Required task: Copy out all of the material exactly as presented.

┌─ Record set

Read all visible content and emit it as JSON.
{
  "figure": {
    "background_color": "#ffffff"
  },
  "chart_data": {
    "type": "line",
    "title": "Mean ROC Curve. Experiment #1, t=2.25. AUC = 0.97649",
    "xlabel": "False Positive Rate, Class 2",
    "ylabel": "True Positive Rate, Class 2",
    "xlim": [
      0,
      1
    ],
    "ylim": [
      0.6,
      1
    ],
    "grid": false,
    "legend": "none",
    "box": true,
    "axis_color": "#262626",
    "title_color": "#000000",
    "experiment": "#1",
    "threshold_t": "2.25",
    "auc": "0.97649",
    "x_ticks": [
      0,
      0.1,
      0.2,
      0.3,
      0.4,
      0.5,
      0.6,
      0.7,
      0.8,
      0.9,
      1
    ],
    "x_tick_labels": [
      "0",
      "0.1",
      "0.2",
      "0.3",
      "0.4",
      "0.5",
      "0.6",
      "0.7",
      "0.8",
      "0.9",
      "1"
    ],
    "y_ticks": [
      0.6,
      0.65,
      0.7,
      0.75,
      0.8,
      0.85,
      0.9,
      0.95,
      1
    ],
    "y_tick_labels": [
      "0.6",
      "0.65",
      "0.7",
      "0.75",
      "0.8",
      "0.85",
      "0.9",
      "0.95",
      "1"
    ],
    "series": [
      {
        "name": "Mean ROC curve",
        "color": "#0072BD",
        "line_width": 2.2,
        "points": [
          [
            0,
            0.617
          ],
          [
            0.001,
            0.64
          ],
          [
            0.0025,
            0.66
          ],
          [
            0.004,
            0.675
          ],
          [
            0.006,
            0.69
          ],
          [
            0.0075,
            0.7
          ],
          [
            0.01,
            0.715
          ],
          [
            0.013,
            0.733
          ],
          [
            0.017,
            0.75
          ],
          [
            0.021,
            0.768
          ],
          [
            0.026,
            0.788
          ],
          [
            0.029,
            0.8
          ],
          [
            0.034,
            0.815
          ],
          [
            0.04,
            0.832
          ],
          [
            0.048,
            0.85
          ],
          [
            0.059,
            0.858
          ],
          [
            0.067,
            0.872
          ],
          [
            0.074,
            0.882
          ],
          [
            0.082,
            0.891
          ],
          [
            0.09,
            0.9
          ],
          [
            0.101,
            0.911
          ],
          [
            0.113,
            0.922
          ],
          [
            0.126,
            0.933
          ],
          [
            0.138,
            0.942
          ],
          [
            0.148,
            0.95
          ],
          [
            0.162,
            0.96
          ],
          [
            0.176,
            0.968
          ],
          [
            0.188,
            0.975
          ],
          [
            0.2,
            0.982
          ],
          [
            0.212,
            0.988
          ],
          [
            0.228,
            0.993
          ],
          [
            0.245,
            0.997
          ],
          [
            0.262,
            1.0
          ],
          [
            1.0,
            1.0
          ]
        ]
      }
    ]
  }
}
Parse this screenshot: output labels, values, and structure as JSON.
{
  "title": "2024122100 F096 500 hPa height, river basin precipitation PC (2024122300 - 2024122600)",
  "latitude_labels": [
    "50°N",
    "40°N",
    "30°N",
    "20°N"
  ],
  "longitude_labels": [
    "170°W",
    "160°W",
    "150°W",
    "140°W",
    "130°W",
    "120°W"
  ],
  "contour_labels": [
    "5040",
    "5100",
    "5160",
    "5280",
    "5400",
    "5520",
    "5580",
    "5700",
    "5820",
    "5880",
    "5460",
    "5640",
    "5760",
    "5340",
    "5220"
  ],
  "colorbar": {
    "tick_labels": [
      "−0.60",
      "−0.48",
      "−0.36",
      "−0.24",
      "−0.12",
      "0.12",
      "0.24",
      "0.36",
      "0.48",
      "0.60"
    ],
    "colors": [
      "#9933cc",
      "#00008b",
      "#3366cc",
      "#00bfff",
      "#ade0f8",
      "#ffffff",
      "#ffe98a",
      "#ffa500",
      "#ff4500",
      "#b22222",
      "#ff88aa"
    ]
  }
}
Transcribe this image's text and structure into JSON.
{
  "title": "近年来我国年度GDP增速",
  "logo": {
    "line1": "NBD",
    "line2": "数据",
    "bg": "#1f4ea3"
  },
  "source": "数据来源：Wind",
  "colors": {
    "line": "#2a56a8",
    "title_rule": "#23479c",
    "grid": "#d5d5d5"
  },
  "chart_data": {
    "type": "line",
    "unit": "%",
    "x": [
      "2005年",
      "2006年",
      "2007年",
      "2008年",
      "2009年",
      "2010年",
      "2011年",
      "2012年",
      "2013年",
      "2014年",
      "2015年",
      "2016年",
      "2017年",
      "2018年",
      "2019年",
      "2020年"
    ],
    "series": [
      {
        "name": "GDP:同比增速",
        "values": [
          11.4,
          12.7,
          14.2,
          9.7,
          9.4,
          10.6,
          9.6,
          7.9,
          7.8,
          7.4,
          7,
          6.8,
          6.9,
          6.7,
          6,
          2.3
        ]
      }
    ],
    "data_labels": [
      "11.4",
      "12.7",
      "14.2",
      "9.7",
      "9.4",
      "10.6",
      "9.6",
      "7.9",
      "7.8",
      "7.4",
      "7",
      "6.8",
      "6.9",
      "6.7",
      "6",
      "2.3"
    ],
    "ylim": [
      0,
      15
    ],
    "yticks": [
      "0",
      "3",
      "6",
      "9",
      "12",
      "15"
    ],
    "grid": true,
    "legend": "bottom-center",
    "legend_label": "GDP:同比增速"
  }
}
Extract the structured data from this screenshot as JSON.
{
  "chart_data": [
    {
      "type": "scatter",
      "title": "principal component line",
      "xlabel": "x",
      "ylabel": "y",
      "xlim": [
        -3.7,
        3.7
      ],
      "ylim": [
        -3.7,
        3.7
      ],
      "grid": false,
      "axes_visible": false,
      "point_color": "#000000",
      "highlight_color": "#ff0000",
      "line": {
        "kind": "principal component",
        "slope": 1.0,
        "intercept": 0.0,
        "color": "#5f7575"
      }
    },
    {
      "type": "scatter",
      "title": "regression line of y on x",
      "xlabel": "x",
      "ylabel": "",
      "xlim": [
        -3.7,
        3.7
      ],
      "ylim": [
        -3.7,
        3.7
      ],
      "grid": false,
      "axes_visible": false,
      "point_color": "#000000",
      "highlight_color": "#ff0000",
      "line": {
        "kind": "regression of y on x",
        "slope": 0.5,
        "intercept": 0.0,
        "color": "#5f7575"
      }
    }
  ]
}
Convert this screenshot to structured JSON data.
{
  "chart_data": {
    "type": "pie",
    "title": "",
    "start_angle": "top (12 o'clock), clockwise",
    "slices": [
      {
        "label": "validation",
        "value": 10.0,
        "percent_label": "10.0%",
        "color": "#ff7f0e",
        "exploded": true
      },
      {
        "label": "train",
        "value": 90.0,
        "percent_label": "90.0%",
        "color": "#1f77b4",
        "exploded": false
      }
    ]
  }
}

└─

Solution:
Read all visible content and emit it as JSON.
{
  "figure": {
    "background_color": "#ffffff"
  },
  "chart_data": {
    "type": "line",
    "title": "Mean ROC Curve. Experiment #1, t=2.25. AUC = 0.97649",
    "xlabel": "False Positive Rate, Class 2",
    "ylabel": "True Positive Rate, Class 2",
    "xlim": [
      0,
      1
    ],
    "ylim": [
      0.6,
      1
    ],
    "grid": false,
    "legend": "none",
    "box": true,
    "axis_color": "#262626",
    "title_color": "#000000",
    "experiment": "#1",
    "threshold_t": "2.25",
    "auc": "0.97649",
    "x_ticks": [
      0,
      0.1,
      0.2,
      0.3,
      0.4,
      0.5,
      0.6,
      0.7,
      0.8,
      0.9,
      1
    ],
    "x_tick_labels": [
      "0",
      "0.1",
      "0.2",
      "0.3",
      "0.4",
      "0.5",
      "0.6",
      "0.7",
      "0.8",
      "0.9",
      "1"
    ],
    "y_ticks": [
      0.6,
      0.65,
      0.7,
      0.75,
      0.8,
      0.85,
      0.9,
      0.95,
      1
    ],
    "y_tick_labels": [
      "0.6",
      "0.65",
      "0.7",
      "0.75",
      "0.8",
      "0.85",
      "0.9",
      "0.95",
      "1"
    ],
    "series": [
      {
        "name": "Mean ROC curve",
        "color": "#0072BD",
        "line_width": 2.2,
        "points": [
          [
            0,
            0.617
          ],
          [
            0.001,
            0.64
          ],
          [
            0.0025,
            0.66
          ],
          [
            0.004,
            0.675
          ],
          [
            0.006,
            0.69
          ],
          [
            0.0075,
            0.7
          ],
          [
            0.01,
            0.715
          ],
          [
            0.013,
            0.733
          ],
          [
            0.017,
            0.75
          ],
          [
            0.021,
            0.768
          ],
          [
            0.026,
            0.788
          ],
          [
            0.029,
            0.8
          ],
          [
            0.034,
            0.815
          ],
          [
            0.04,
            0.832
          ],
          [
            0.048,
            0.85
          ],
          [
            0.059,
            0.858
          ],
          [
            0.067,
            0.872
          ],
          [
            0.074,
            0.882
          ],
          [
            0.082,
            0.891
          ],
          [
            0.09,
            0.9
          ],
          [
            0.101,
            0.911
          ],
          [
            0.113,
            0.922
          ],
          [
            0.126,
            0.933
          ],
          [
            0.138,
            0.942
          ],
          [
            0.148,
            0.95
          ],
          [
            0.162,
            0.96
          ],
          [
            0.176,
            0.968
          ],
          [
            0.188,
            0.975
          ],
          [
            0.2,
            0.982
          ],
          [
            0.212,
            0.988
          ],
          [
            0.228,
            0.993
          ],
          [
            0.245,
            0.997
          ],
          [
            0.262,
            1.0
          ],
          [
            1.0,
            1.0
          ]
        ]
      }
    ]
  }
}
Parse this screenshot: output labels, values, and structure as JSON.
{
  "title": "2024122100 F096 500 hPa height, river basin precipitation PC (2024122300 - 2024122600)",
  "latitude_labels": [
    "50°N",
    "40°N",
    "30°N",
    "20°N"
  ],
  "longitude_labels": [
    "170°W",
    "160°W",
    "150°W",
    "140°W",
    "130°W",
    "120°W"
  ],
  "contour_labels": [
    "5040",
    "5100",
    "5160",
    "5280",
    "5400",
    "5520",
    "5580",
    "5700",
    "5820",
    "5880",
    "5460",
    "5640",
    "5760",
    "5340",
    "5220"
  ],
  "colorbar": {
    "tick_labels": [
      "−0.60",
      "−0.48",
      "−0.36",
      "−0.24",
      "−0.12",
      "0.12",
      "0.24",
      "0.36",
      "0.48",
      "0.60"
    ],
    "colors": [
      "#9933cc",
      "#00008b",
      "#3366cc",
      "#00bfff",
      "#ade0f8",
      "#ffffff",
      "#ffe98a",
      "#ffa500",
      "#ff4500",
      "#b22222",
      "#ff88aa"
    ]
  }
}
Transcribe this image's text and structure into JSON.
{
  "title": "近年来我国年度GDP增速",
  "logo": {
    "line1": "NBD",
    "line2": "数据",
    "bg": "#1f4ea3"
  },
  "source": "数据来源：Wind",
  "colors": {
    "line": "#2a56a8",
    "title_rule": "#23479c",
    "grid": "#d5d5d5"
  },
  "chart_data": {
    "type": "line",
    "unit": "%",
    "x": [
      "2005年",
      "2006年",
      "2007年",
      "2008年",
      "2009年",
      "2010年",
      "2011年",
      "2012年",
      "2013年",
      "2014年",
      "2015年",
      "2016年",
      "2017年",
      "2018年",
      "2019年",
      "2020年"
    ],
    "series": [
      {
        "name": "GDP:同比增速",
        "values": [
          11.4,
          12.7,
          14.2,
          9.7,
          9.4,
          10.6,
          9.6,
          7.9,
          7.8,
          7.4,
          7,
          6.8,
          6.9,
          6.7,
          6,
          2.3
        ]
      }
    ],
    "data_labels": [
      "11.4",
      "12.7",
      "14.2",
      "9.7",
      "9.4",
      "10.6",
      "9.6",
      "7.9",
      "7.8",
      "7.4",
      "7",
      "6.8",
      "6.9",
      "6.7",
      "6",
      "2.3"
    ],
    "ylim": [
      0,
      15
    ],
    "yticks": [
      "0",
      "3",
      "6",
      "9",
      "12",
      "15"
    ],
    "grid": true,
    "legend": "bottom-center",
    "legend_label": "GDP:同比增速"
  }
}
Extract the structured data from this screenshot as JSON.
{
  "chart_data": [
    {
      "type": "scatter",
      "title": "principal component line",
      "xlabel": "x",
      "ylabel": "y",
      "xlim": [
        -3.7,
        3.7
      ],
      "ylim": [
        -3.7,
        3.7
      ],
      "grid": false,
      "axes_visible": false,
      "point_color": "#000000",
      "highlight_color": "#ff0000",
      "line": {
        "kind": "principal component",
        "slope": 1.0,
        "intercept": 0.0,
        "color": "#5f7575"
      }
    },
    {
      "type": "scatter",
      "title": "regression line of y on x",
      "xlabel": "x",
      "ylabel": "",
      "xlim": [
        -3.7,
        3.7
      ],
      "ylim": [
        -3.7,
        3.7
      ],
      "grid": false,
      "axes_visible": false,
      "point_color": "#000000",
      "highlight_color": "#ff0000",
      "line": {
        "kind": "regression of y on x",
        "slope": 0.5,
        "intercept": 0.0,
        "color": "#5f7575"
      }
    }
  ]
}
Convert this screenshot to structured JSON data.
{
  "chart_data": {
    "type": "pie",
    "title": "",
    "start_angle": "top (12 o'clock), clockwise",
    "slices": [
      {
        "label": "validation",
        "value": 10.0,
        "percent_label": "10.0%",
        "color": "#ff7f0e",
        "exploded": true
      },
      {
        "label": "train",
        "value": 90.0,
        "percent_label": "90.0%",
        "color": "#1f77b4",
        "exploded": false
      }
    ]
  }
}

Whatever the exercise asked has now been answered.